-- Start of DATASET ENTRIES --

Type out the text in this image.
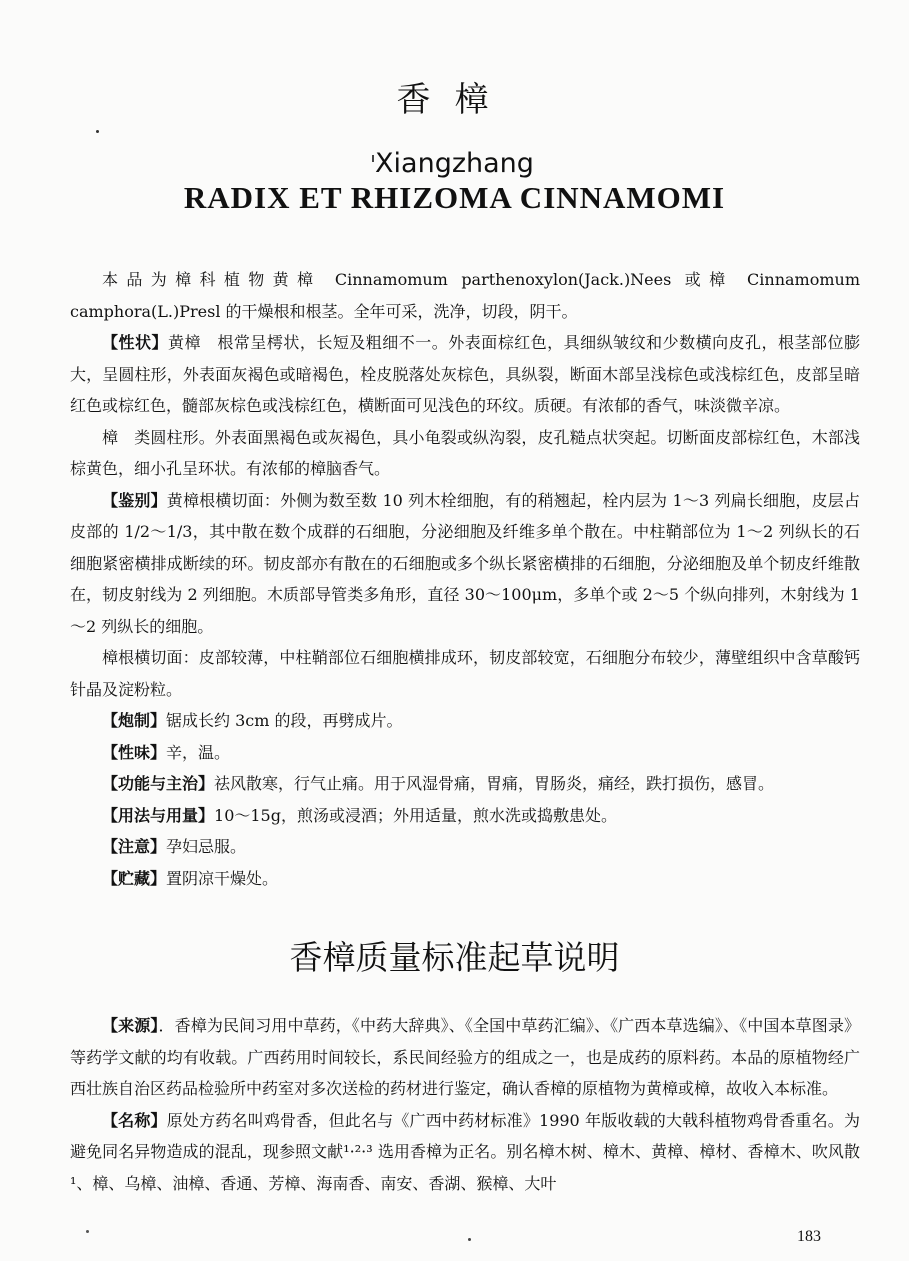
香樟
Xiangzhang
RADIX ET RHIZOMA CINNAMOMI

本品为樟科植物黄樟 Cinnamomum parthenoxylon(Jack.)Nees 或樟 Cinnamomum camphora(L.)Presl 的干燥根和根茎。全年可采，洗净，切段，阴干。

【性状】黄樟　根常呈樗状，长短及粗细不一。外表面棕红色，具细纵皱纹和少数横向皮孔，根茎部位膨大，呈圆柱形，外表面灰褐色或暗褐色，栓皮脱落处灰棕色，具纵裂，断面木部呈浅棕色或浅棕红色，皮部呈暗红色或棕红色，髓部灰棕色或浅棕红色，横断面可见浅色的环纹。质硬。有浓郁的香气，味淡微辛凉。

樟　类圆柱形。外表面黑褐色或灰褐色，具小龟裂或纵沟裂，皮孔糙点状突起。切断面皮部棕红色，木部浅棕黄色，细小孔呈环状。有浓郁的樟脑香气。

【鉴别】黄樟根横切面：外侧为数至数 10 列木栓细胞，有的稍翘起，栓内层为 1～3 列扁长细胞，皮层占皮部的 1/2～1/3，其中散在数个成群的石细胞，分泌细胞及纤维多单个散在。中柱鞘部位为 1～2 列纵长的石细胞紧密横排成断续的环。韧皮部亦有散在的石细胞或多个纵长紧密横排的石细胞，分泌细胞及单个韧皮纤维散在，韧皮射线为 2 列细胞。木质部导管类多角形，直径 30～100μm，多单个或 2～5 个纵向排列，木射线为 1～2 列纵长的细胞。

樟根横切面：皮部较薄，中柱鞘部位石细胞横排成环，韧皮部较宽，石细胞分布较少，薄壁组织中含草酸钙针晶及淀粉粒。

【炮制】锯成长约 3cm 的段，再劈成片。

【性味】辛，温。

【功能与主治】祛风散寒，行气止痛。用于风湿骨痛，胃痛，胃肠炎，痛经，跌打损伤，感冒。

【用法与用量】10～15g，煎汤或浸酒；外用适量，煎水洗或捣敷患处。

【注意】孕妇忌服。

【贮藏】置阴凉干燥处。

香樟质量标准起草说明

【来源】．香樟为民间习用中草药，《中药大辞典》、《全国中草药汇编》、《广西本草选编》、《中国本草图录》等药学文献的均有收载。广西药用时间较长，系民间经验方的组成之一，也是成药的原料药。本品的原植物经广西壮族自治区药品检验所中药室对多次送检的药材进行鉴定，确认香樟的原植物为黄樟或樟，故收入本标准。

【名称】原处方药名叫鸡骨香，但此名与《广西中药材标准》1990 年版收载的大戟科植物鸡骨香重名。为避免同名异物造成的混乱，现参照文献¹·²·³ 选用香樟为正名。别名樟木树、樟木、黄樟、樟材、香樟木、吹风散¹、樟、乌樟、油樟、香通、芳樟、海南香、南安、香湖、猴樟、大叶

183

-- End of DATASET ENTRIES --

YOUR INSTRUCTIONS.
All the records need to be repeated exactly, with the images dropped.

RESPONSE BELOW.
Type out the text in this image.
香樟
Xiangzhang
RADIX ET RHIZOMA CINNAMOMI

本品为樟科植物黄樟 Cinnamomum parthenoxylon(Jack.)Nees 或樟 Cinnamomum camphora(L.)Presl 的干燥根和根茎。全年可采，洗净，切段，阴干。

【性状】黄樟　根常呈樗状，长短及粗细不一。外表面棕红色，具细纵皱纹和少数横向皮孔，根茎部位膨大，呈圆柱形，外表面灰褐色或暗褐色，栓皮脱落处灰棕色，具纵裂，断面木部呈浅棕色或浅棕红色，皮部呈暗红色或棕红色，髓部灰棕色或浅棕红色，横断面可见浅色的环纹。质硬。有浓郁的香气，味淡微辛凉。

樟　类圆柱形。外表面黑褐色或灰褐色，具小龟裂或纵沟裂，皮孔糙点状突起。切断面皮部棕红色，木部浅棕黄色，细小孔呈环状。有浓郁的樟脑香气。

【鉴别】黄樟根横切面：外侧为数至数 10 列木栓细胞，有的稍翘起，栓内层为 1～3 列扁长细胞，皮层占皮部的 1/2～1/3，其中散在数个成群的石细胞，分泌细胞及纤维多单个散在。中柱鞘部位为 1～2 列纵长的石细胞紧密横排成断续的环。韧皮部亦有散在的石细胞或多个纵长紧密横排的石细胞，分泌细胞及单个韧皮纤维散在，韧皮射线为 2 列细胞。木质部导管类多角形，直径 30～100μm，多单个或 2～5 个纵向排列，木射线为 1～2 列纵长的细胞。

樟根横切面：皮部较薄，中柱鞘部位石细胞横排成环，韧皮部较宽，石细胞分布较少，薄壁组织中含草酸钙针晶及淀粉粒。

【炮制】锯成长约 3cm 的段，再劈成片。

【性味】辛，温。

【功能与主治】祛风散寒，行气止痛。用于风湿骨痛，胃痛，胃肠炎，痛经，跌打损伤，感冒。

【用法与用量】10～15g，煎汤或浸酒；外用适量，煎水洗或捣敷患处。

【注意】孕妇忌服。

【贮藏】置阴凉干燥处。

香樟质量标准起草说明

【来源】．香樟为民间习用中草药，《中药大辞典》、《全国中草药汇编》、《广西本草选编》、《中国本草图录》等药学文献的均有收载。广西药用时间较长，系民间经验方的组成之一，也是成药的原料药。本品的原植物经广西壮族自治区药品检验所中药室对多次送检的药材进行鉴定，确认香樟的原植物为黄樟或樟，故收入本标准。

【名称】原处方药名叫鸡骨香，但此名与《广西中药材标准》1990 年版收载的大戟科植物鸡骨香重名。为避免同名异物造成的混乱，现参照文献¹·²·³ 选用香樟为正名。别名樟木树、樟木、黄樟、樟材、香樟木、吹风散¹、樟、乌樟、油樟、香通、芳樟、海南香、南安、香湖、猴樟、大叶

183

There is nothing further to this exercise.